Saved entries:
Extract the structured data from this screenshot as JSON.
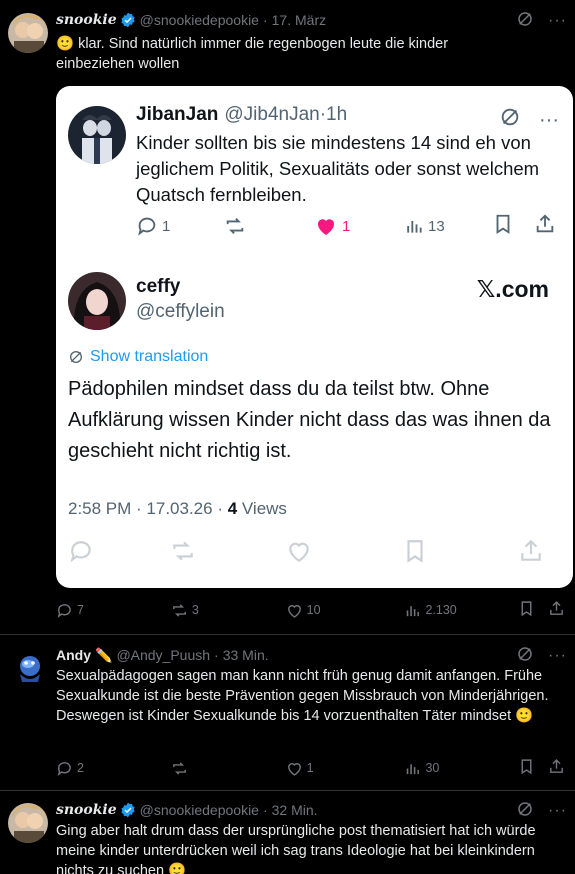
{
  "post1": {
    "author_name": "snookie",
    "handle": "@snookiedepookie",
    "separator": "·",
    "time": "17. März",
    "text": "🙂 klar. Sind natürlich immer die regenbogen leute die kinder einbeziehen wollen",
    "quote": {
      "author_name": "JibanJan",
      "handle": "@Jib4nJan",
      "separator": "·",
      "time": "1h",
      "text": "Kinder sollten bis sie mindestens 14 sind eh von jeglichem Politik, Sexualitäts oder sonst welchem Quatsch fernbleiben.",
      "replies": "1",
      "likes": "1",
      "views": "13",
      "reply_author_name": "ceffy",
      "reply_handle": "@ceffylein",
      "source": "𝕏.com",
      "translate_label": "Show translation",
      "reply_text": "Pädophilen mindset dass du da teilst btw. Ohne Aufklärung wissen Kinder nicht dass das was ihnen da geschieht nicht richtig ist.",
      "meta_time": "2:58 PM · 17.03.26 · ",
      "meta_views_count": "4",
      "meta_views_label": " Views"
    },
    "replies": "7",
    "reposts": "3",
    "likes": "10",
    "views": "2.130"
  },
  "post2": {
    "author_name": "Andy",
    "emoji": "✏️",
    "handle": "@Andy_Puush",
    "separator": "·",
    "time": "33 Min.",
    "text": "Sexualpädagogen sagen man kann nicht früh genug damit anfangen. Frühe Sexualkunde ist die beste Prävention gegen Missbrauch von Minderjährigen. Deswegen ist Kinder Sexualkunde bis 14 vorzuenthalten Täter mindset 🙂",
    "replies": "2",
    "likes": "1",
    "views": "30"
  },
  "post3": {
    "author_name": "snookie",
    "handle": "@snookiedepookie",
    "separator": "·",
    "time": "32 Min.",
    "text": "Ging aber halt drum dass der ursprüngliche post thematisiert hat ich würde meine kinder unterdrücken weil ich sag trans Ideologie hat bei kleinkindern nichts zu suchen 🙂"
  },
  "colors": {
    "background": "#000000",
    "text": "#e7e9ea",
    "muted": "#71767b",
    "verified": "#1d9bf0",
    "like_active": "#f91880",
    "card_bg": "#ffffff"
  }
}
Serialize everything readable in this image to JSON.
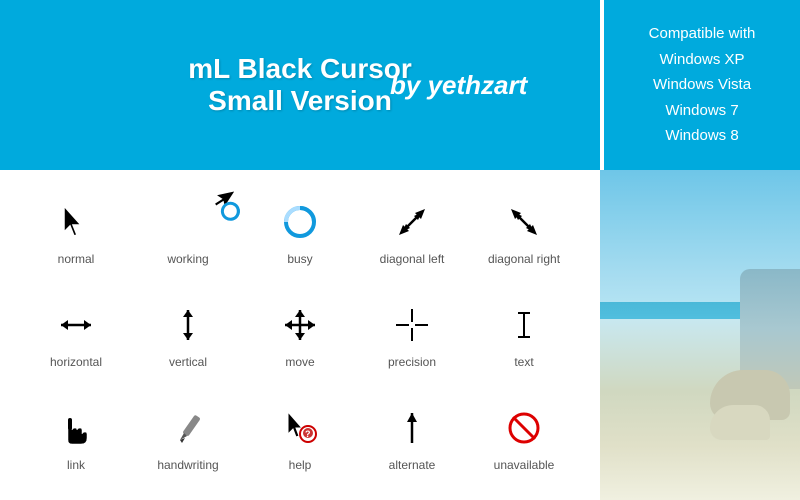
{
  "header": {
    "title_line1": "mL Black Cursor",
    "title_line2": "Small Version",
    "author": "by yethzart",
    "compatible_label": "Compatible with",
    "compatible_os": [
      "Windows XP",
      "Windows Vista",
      "Windows 7",
      "Windows 8"
    ]
  },
  "cursors": [
    {
      "id": "normal",
      "label": "normal"
    },
    {
      "id": "working",
      "label": "working"
    },
    {
      "id": "busy",
      "label": "busy"
    },
    {
      "id": "diagonal-left",
      "label": "diagonal left"
    },
    {
      "id": "diagonal-right",
      "label": "diagonal right"
    },
    {
      "id": "horizontal",
      "label": "horizontal"
    },
    {
      "id": "vertical",
      "label": "vertical"
    },
    {
      "id": "move",
      "label": "move"
    },
    {
      "id": "precision",
      "label": "precision"
    },
    {
      "id": "text",
      "label": "text"
    },
    {
      "id": "link",
      "label": "link"
    },
    {
      "id": "handwriting",
      "label": "handwriting"
    },
    {
      "id": "help",
      "label": "help"
    },
    {
      "id": "alternate",
      "label": "alternate"
    },
    {
      "id": "unavailable",
      "label": "unavailable"
    }
  ]
}
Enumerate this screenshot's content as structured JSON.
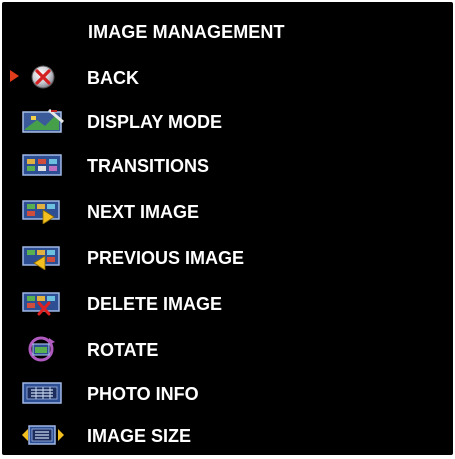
{
  "menu": {
    "title": "IMAGE MANAGEMENT",
    "items": [
      {
        "label": "BACK",
        "icon": "back-x-icon",
        "selected": true
      },
      {
        "label": "DISPLAY MODE",
        "icon": "display-mode-icon"
      },
      {
        "label": "TRANSITIONS",
        "icon": "transitions-icon"
      },
      {
        "label": "NEXT IMAGE",
        "icon": "next-image-icon"
      },
      {
        "label": "PREVIOUS IMAGE",
        "icon": "previous-image-icon"
      },
      {
        "label": "DELETE IMAGE",
        "icon": "delete-image-icon"
      },
      {
        "label": "ROTATE",
        "icon": "rotate-icon"
      },
      {
        "label": "PHOTO INFO",
        "icon": "photo-info-icon"
      },
      {
        "label": "IMAGE SIZE",
        "icon": "image-size-icon"
      }
    ]
  },
  "colors": {
    "background": "#000000",
    "text": "#ffffff",
    "selection_arrow": "#e03c1c"
  }
}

SET TASK: Go to the line containing "Enumerate this screenshot's", then write out word for word every line from there to the end of the listing. Keep both end lines and drop the pictures.

COMPLETE ANSWER:
Enumerate this screenshot's content as structured JSON.
{
  "menu": {
    "title": "IMAGE MANAGEMENT",
    "items": [
      {
        "label": "BACK",
        "icon": "back-x-icon",
        "selected": true
      },
      {
        "label": "DISPLAY MODE",
        "icon": "display-mode-icon"
      },
      {
        "label": "TRANSITIONS",
        "icon": "transitions-icon"
      },
      {
        "label": "NEXT IMAGE",
        "icon": "next-image-icon"
      },
      {
        "label": "PREVIOUS IMAGE",
        "icon": "previous-image-icon"
      },
      {
        "label": "DELETE IMAGE",
        "icon": "delete-image-icon"
      },
      {
        "label": "ROTATE",
        "icon": "rotate-icon"
      },
      {
        "label": "PHOTO INFO",
        "icon": "photo-info-icon"
      },
      {
        "label": "IMAGE SIZE",
        "icon": "image-size-icon"
      }
    ]
  },
  "colors": {
    "background": "#000000",
    "text": "#ffffff",
    "selection_arrow": "#e03c1c"
  }
}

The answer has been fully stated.